### The task
Find every line in the records below that holds the word "striking", and copy each one.

### Supplied information
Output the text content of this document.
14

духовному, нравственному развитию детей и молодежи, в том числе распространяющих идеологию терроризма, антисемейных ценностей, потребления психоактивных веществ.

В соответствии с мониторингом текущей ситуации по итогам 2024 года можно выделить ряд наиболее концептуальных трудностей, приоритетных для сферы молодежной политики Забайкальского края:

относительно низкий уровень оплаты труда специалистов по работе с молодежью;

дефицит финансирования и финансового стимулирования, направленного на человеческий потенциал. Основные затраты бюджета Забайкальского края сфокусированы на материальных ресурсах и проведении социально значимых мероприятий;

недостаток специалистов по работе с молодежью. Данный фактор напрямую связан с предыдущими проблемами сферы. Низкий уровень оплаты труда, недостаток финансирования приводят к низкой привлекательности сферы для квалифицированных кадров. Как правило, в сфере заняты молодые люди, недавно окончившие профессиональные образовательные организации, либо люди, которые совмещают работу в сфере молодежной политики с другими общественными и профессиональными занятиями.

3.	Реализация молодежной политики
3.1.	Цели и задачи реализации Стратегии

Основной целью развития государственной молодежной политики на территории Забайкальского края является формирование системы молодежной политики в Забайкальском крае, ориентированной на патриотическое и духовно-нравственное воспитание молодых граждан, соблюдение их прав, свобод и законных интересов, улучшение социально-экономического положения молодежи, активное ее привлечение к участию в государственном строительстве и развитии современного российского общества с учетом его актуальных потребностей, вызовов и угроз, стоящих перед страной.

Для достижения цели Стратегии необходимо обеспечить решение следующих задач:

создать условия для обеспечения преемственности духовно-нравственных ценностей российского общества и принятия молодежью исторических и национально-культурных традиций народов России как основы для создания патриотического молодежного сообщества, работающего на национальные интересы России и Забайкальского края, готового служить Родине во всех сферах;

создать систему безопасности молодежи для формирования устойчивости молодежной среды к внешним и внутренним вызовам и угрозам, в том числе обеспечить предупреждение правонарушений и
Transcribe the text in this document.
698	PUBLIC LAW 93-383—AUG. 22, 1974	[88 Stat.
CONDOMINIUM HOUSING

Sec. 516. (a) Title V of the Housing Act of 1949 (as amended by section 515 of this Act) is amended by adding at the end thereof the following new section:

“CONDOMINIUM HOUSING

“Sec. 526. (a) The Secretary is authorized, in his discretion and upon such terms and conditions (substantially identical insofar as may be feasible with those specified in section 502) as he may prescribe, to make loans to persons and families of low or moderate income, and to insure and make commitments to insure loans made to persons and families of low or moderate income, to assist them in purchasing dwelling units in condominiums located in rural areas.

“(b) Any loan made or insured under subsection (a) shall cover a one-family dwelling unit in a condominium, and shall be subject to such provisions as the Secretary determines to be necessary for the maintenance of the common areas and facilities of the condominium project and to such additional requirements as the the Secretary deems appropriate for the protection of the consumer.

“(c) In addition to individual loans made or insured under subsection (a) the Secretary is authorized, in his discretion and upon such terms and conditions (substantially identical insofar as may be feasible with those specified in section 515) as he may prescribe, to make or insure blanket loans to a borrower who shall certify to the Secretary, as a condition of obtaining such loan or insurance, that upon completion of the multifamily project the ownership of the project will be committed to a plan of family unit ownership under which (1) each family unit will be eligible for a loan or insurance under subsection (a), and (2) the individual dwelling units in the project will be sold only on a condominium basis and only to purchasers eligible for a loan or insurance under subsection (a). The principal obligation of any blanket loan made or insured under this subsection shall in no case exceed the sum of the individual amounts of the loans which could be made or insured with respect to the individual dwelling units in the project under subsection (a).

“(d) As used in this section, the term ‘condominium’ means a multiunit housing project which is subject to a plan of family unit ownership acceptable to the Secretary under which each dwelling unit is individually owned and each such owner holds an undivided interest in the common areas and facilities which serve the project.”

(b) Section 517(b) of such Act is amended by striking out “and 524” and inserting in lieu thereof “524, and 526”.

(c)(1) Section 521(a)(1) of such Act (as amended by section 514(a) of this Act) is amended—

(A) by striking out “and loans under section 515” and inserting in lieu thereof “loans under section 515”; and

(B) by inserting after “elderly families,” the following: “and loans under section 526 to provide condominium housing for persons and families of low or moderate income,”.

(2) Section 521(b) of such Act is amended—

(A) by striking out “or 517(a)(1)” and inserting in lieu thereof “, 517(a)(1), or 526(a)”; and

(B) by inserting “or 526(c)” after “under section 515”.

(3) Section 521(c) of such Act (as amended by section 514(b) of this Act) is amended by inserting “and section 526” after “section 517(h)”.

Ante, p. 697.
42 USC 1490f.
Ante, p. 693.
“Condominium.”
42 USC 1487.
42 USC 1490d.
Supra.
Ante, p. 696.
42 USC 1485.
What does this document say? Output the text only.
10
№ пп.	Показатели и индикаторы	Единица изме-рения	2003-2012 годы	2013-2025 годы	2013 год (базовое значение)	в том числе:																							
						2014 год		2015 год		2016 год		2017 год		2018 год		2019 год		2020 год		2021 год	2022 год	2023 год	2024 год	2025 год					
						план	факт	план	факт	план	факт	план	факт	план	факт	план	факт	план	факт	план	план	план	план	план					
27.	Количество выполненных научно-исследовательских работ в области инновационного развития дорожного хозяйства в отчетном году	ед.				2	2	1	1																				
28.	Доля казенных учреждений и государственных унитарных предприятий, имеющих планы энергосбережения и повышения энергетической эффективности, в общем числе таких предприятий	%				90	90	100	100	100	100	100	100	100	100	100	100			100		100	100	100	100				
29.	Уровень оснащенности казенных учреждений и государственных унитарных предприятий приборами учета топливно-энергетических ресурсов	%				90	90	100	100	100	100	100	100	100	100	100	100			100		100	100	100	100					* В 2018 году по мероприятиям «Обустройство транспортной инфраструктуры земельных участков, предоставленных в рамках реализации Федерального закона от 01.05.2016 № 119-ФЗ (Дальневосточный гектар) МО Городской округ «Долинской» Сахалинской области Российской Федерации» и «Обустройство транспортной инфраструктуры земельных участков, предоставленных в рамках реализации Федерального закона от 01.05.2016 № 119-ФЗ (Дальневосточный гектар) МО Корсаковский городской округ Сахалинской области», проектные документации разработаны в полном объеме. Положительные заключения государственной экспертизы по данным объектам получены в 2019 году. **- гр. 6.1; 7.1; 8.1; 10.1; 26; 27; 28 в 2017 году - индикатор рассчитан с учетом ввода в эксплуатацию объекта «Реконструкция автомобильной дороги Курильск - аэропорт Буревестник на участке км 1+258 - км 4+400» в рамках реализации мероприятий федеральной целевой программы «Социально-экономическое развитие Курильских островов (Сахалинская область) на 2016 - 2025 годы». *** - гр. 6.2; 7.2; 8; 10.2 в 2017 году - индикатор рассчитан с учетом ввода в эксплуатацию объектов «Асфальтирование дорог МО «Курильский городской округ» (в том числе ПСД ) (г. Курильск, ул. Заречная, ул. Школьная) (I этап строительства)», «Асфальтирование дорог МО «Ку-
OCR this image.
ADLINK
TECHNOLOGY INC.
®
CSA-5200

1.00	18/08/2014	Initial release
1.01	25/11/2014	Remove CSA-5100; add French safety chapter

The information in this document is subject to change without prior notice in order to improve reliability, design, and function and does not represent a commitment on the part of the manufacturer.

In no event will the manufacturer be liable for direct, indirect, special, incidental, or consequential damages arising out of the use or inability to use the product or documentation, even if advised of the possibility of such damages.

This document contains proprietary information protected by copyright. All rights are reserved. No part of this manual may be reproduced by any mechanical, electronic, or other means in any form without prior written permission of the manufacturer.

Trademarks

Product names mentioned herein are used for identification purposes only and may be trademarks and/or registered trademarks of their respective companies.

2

### Expected answer
(b) Section 517(b) of such Act is amended by striking out “and 524” and inserting in lieu thereof “524, and 526”.
(A) by striking out “and loans under section 515” and inserting in lieu thereof “loans under section 515”; and
(A) by striking out “or 517(a)(1)” and inserting in lieu thereof “, 517(a)(1), or 526(a)”; and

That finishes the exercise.